* Rows
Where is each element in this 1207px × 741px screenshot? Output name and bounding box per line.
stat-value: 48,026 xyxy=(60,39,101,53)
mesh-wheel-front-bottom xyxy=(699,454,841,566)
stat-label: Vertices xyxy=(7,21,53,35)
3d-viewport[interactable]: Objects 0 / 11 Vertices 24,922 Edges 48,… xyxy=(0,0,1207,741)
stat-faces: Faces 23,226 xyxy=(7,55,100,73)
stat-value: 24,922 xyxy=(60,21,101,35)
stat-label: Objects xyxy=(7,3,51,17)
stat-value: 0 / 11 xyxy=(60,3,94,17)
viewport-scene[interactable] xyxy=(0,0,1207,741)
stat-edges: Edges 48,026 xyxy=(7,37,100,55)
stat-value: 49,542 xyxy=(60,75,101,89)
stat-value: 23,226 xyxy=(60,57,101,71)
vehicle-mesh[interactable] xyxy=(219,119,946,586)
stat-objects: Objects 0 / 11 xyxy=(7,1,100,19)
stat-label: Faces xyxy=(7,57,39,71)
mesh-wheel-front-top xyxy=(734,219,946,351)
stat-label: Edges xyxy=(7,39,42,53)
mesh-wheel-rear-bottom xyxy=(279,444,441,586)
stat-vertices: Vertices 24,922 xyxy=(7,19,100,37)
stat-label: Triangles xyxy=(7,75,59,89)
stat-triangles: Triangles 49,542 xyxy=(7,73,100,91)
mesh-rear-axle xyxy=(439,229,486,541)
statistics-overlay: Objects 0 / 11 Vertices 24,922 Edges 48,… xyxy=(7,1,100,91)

* Challenge
Reproduce the lines above with every occurrence of "stat-value" changed to "stat-number", leaving all other text unchanged.

* Worked answer
Where is each element in this 1207px × 741px screenshot? Output name and bounding box per line.
stat-number: 48,026 xyxy=(60,39,101,53)
mesh-wheel-front-bottom xyxy=(699,454,841,566)
stat-label: Vertices xyxy=(7,21,53,35)
3d-viewport[interactable]: Objects 0 / 11 Vertices 24,922 Edges 48,… xyxy=(0,0,1207,741)
stat-faces: Faces 23,226 xyxy=(7,55,100,73)
stat-number: 24,922 xyxy=(60,21,101,35)
stat-label: Objects xyxy=(7,3,51,17)
stat-number: 0 / 11 xyxy=(60,3,94,17)
viewport-scene[interactable] xyxy=(0,0,1207,741)
stat-edges: Edges 48,026 xyxy=(7,37,100,55)
stat-number: 49,542 xyxy=(60,75,101,89)
stat-number: 23,226 xyxy=(60,57,101,71)
vehicle-mesh[interactable] xyxy=(219,119,946,586)
stat-objects: Objects 0 / 11 xyxy=(7,1,100,19)
stat-label: Faces xyxy=(7,57,39,71)
mesh-wheel-front-top xyxy=(734,219,946,351)
stat-label: Edges xyxy=(7,39,42,53)
mesh-wheel-rear-bottom xyxy=(279,444,441,586)
stat-vertices: Vertices 24,922 xyxy=(7,19,100,37)
stat-label: Triangles xyxy=(7,75,59,89)
stat-triangles: Triangles 49,542 xyxy=(7,73,100,91)
mesh-rear-axle xyxy=(439,229,486,541)
statistics-overlay: Objects 0 / 11 Vertices 24,922 Edges 48,… xyxy=(7,1,100,91)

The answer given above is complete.